◆ **Work to complete**:
Reproduce the complete listing without any deviation.

◆ **Data provided**:
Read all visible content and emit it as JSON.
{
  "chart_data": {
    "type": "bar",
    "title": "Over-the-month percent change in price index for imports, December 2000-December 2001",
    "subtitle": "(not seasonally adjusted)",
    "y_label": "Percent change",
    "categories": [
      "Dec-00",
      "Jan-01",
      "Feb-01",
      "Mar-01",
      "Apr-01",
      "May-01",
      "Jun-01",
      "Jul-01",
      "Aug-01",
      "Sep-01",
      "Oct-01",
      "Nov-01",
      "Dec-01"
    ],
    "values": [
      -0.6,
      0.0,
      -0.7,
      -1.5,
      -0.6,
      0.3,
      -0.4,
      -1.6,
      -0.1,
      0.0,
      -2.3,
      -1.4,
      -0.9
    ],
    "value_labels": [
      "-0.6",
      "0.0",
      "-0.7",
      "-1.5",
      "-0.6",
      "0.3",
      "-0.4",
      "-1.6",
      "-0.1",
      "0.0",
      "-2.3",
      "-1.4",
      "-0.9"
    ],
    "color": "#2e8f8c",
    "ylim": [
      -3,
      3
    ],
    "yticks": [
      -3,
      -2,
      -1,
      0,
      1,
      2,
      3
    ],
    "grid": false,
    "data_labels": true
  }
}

◆ **Answer for the task**:
Read all visible content and emit it as JSON.
{
  "chart_data": {
    "type": "bar",
    "title": "Over-the-month percent change in price index for imports, December 2000-December 2001",
    "subtitle": "(not seasonally adjusted)",
    "y_label": "Percent change",
    "categories": [
      "Dec-00",
      "Jan-01",
      "Feb-01",
      "Mar-01",
      "Apr-01",
      "May-01",
      "Jun-01",
      "Jul-01",
      "Aug-01",
      "Sep-01",
      "Oct-01",
      "Nov-01",
      "Dec-01"
    ],
    "values": [
      -0.6,
      0.0,
      -0.7,
      -1.5,
      -0.6,
      0.3,
      -0.4,
      -1.6,
      -0.1,
      0.0,
      -2.3,
      -1.4,
      -0.9
    ],
    "value_labels": [
      "-0.6",
      "0.0",
      "-0.7",
      "-1.5",
      "-0.6",
      "0.3",
      "-0.4",
      "-1.6",
      "-0.1",
      "0.0",
      "-2.3",
      "-1.4",
      "-0.9"
    ],
    "color": "#2e8f8c",
    "ylim": [
      -3,
      3
    ],
    "yticks": [
      -3,
      -2,
      -1,
      0,
      1,
      2,
      3
    ],
    "grid": false,
    "data_labels": true
  }
}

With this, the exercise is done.